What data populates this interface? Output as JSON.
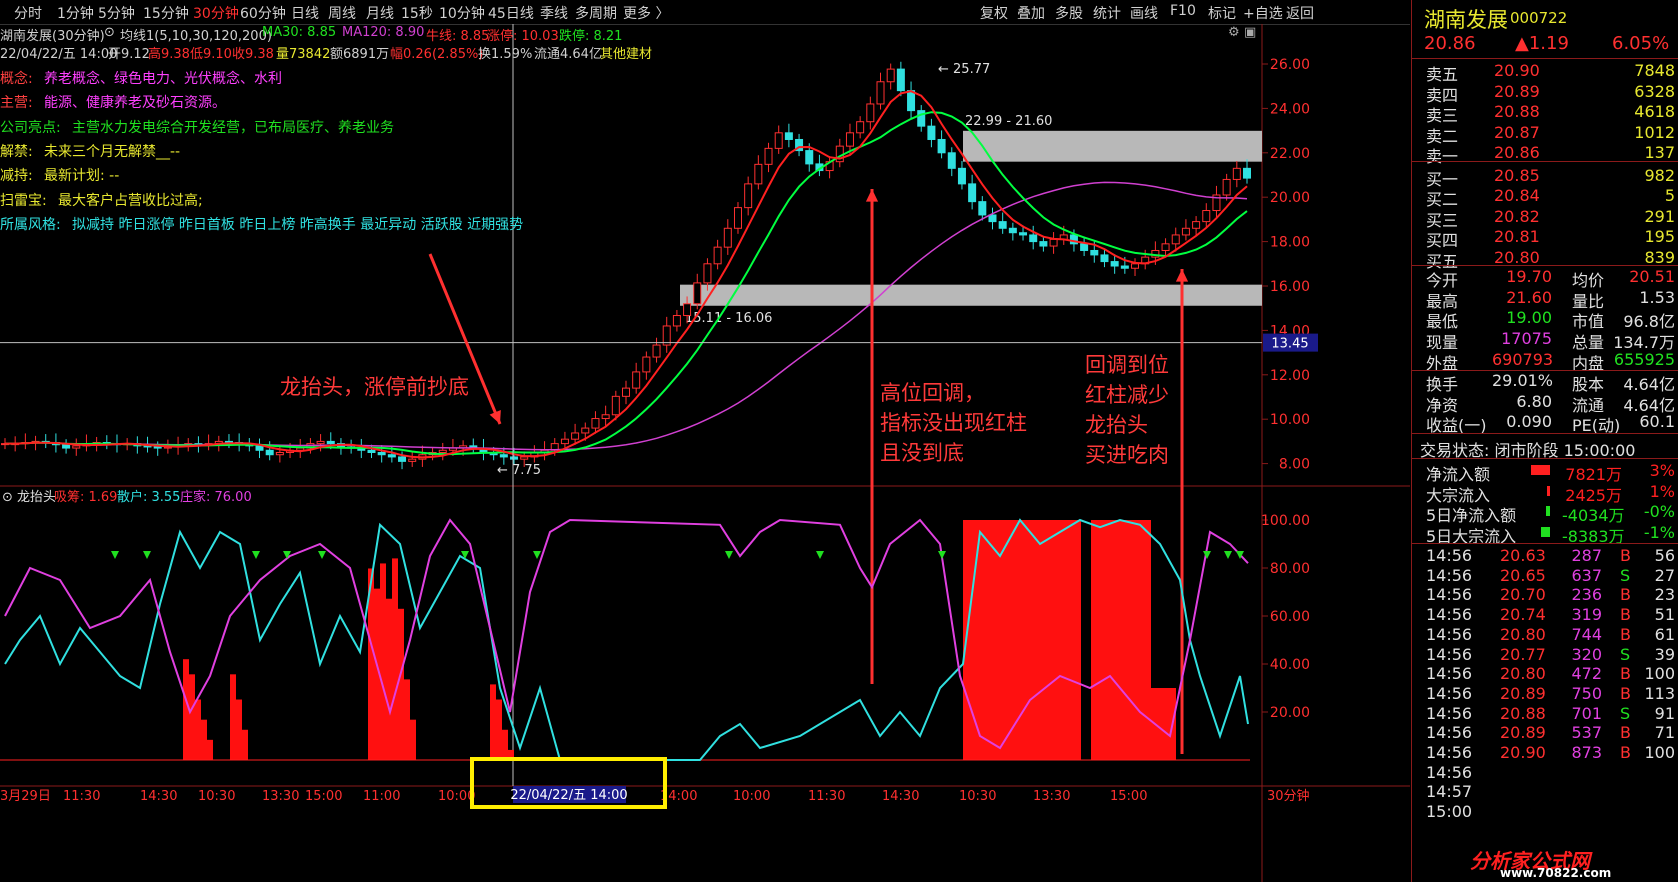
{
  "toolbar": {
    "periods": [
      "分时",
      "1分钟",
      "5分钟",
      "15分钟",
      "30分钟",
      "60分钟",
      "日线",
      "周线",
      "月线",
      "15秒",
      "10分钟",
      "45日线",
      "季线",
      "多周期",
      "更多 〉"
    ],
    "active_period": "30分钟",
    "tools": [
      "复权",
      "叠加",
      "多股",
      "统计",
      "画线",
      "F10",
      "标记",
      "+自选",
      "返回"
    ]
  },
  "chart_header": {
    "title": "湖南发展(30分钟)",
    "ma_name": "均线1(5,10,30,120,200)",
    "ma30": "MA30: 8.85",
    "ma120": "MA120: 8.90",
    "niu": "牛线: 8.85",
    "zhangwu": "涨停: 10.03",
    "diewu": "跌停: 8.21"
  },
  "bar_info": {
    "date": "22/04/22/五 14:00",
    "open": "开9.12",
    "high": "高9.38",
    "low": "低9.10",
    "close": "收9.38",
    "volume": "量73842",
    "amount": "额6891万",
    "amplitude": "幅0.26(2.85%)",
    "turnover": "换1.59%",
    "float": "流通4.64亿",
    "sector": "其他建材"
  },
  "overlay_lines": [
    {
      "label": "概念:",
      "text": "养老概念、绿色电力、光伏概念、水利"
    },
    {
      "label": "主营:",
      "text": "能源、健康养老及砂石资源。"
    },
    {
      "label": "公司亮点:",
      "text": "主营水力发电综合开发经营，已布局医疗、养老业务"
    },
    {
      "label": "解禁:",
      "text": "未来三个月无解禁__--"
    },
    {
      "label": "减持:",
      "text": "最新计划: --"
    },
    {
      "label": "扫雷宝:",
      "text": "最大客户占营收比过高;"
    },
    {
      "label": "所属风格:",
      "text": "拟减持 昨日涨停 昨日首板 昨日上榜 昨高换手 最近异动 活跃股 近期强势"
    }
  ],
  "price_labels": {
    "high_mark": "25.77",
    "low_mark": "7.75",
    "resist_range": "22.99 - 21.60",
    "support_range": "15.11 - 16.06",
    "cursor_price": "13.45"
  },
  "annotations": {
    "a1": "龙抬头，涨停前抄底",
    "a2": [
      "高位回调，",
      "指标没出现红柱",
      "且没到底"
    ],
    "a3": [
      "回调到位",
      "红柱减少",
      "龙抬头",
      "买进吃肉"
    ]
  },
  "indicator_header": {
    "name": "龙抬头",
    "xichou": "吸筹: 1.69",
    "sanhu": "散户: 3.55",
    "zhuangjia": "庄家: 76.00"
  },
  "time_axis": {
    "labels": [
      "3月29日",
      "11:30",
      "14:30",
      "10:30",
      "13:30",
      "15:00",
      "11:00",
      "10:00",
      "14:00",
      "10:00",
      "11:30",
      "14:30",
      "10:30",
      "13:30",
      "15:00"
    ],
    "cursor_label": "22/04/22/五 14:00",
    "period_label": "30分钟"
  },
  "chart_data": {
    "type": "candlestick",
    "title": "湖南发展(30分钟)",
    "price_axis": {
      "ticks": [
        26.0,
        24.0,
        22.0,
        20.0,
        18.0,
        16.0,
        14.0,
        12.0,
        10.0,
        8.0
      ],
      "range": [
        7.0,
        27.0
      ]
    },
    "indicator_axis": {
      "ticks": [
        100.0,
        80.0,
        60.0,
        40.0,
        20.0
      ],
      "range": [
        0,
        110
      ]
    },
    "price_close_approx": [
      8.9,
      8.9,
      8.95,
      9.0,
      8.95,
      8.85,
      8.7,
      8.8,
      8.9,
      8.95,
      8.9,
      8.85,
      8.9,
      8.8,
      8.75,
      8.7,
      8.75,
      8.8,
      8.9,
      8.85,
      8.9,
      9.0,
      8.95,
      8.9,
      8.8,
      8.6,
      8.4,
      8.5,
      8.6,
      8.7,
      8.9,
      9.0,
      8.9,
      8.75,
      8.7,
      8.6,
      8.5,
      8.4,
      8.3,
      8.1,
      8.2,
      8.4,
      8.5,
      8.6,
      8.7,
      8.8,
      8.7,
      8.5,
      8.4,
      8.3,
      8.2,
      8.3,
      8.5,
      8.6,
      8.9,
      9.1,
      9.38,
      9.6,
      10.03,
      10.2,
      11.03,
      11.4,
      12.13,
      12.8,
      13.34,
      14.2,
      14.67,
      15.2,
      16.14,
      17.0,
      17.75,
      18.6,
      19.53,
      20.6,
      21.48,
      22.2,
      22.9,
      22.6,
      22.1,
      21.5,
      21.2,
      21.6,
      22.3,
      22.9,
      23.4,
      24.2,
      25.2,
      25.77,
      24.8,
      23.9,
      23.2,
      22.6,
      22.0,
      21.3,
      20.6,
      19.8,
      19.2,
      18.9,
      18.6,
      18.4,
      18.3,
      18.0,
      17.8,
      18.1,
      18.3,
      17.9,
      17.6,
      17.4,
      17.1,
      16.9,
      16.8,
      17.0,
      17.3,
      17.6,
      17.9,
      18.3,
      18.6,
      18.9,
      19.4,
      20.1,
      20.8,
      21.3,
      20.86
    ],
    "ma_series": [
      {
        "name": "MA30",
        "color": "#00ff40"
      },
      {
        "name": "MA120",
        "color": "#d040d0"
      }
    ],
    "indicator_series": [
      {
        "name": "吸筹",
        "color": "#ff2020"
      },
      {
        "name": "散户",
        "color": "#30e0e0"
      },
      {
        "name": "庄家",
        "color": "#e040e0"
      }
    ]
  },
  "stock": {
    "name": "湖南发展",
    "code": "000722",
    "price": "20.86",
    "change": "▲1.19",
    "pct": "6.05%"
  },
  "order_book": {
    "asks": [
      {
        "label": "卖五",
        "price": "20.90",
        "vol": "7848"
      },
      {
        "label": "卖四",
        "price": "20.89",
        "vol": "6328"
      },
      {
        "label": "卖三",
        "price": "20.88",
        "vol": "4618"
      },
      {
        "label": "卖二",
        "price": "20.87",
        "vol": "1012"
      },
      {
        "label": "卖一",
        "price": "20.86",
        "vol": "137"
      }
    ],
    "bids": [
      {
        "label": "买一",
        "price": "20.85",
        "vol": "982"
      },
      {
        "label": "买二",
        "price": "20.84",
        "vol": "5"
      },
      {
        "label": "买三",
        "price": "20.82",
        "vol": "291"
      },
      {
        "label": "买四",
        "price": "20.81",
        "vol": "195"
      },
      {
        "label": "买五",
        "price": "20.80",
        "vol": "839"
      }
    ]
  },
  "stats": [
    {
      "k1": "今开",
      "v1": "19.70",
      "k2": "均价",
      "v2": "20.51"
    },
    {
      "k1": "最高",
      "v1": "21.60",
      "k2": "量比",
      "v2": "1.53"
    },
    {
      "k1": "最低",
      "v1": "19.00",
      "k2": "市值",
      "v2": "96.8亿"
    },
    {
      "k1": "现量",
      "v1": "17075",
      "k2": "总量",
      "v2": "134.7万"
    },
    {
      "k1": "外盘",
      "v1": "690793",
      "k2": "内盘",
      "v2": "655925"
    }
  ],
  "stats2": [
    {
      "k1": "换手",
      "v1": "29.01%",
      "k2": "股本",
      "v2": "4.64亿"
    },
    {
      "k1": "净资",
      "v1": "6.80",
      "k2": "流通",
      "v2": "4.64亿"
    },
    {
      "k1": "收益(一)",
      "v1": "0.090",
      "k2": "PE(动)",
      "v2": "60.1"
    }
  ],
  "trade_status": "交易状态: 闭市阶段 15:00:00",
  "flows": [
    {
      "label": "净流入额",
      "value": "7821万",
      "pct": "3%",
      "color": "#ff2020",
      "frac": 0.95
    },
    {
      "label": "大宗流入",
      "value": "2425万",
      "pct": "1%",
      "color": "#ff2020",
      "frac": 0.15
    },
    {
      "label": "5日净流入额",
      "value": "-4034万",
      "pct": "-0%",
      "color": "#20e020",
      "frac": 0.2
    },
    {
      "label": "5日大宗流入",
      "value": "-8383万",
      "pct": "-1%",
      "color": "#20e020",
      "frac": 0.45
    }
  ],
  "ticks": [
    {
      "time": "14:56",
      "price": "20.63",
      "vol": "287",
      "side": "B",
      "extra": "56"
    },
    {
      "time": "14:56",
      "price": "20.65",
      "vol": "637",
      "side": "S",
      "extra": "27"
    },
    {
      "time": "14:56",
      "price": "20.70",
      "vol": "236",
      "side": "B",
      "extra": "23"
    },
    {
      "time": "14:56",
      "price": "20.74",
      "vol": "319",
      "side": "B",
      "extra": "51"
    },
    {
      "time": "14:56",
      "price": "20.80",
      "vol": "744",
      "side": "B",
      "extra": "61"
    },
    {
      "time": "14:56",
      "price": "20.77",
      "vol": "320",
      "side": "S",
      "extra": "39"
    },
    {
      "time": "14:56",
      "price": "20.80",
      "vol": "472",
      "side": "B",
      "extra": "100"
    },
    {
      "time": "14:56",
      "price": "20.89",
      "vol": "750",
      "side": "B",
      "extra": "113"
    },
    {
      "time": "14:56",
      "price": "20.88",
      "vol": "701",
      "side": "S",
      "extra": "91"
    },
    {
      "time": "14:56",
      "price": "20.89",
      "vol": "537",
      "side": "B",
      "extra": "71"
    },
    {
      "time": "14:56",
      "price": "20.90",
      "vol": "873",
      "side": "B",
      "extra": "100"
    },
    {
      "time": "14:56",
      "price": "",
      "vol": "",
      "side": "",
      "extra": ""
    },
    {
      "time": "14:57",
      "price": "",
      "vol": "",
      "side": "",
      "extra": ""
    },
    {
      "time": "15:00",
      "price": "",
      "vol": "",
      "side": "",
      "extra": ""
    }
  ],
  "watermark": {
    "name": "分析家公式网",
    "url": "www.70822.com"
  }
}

GIVEN INSTRUCTION: Working from the listing above, pick out every line that has "text" and copy it.

EXERCISE SOLUTION:
      "text": "养老概念、绿色电力、光伏概念、水利"
      "text": "能源、健康养老及砂石资源。"
      "text": "主营水力发电综合开发经营，已布局医疗、养老业务"
      "text": "未来三个月无解禁__--"
      "text": "最新计划: --"
      "text": "最大客户占营收比过高;"
      "text": "拟减持 昨日涨停 昨日首板 昨日上榜 昨高换手 最近异动 活跃股 近期强势"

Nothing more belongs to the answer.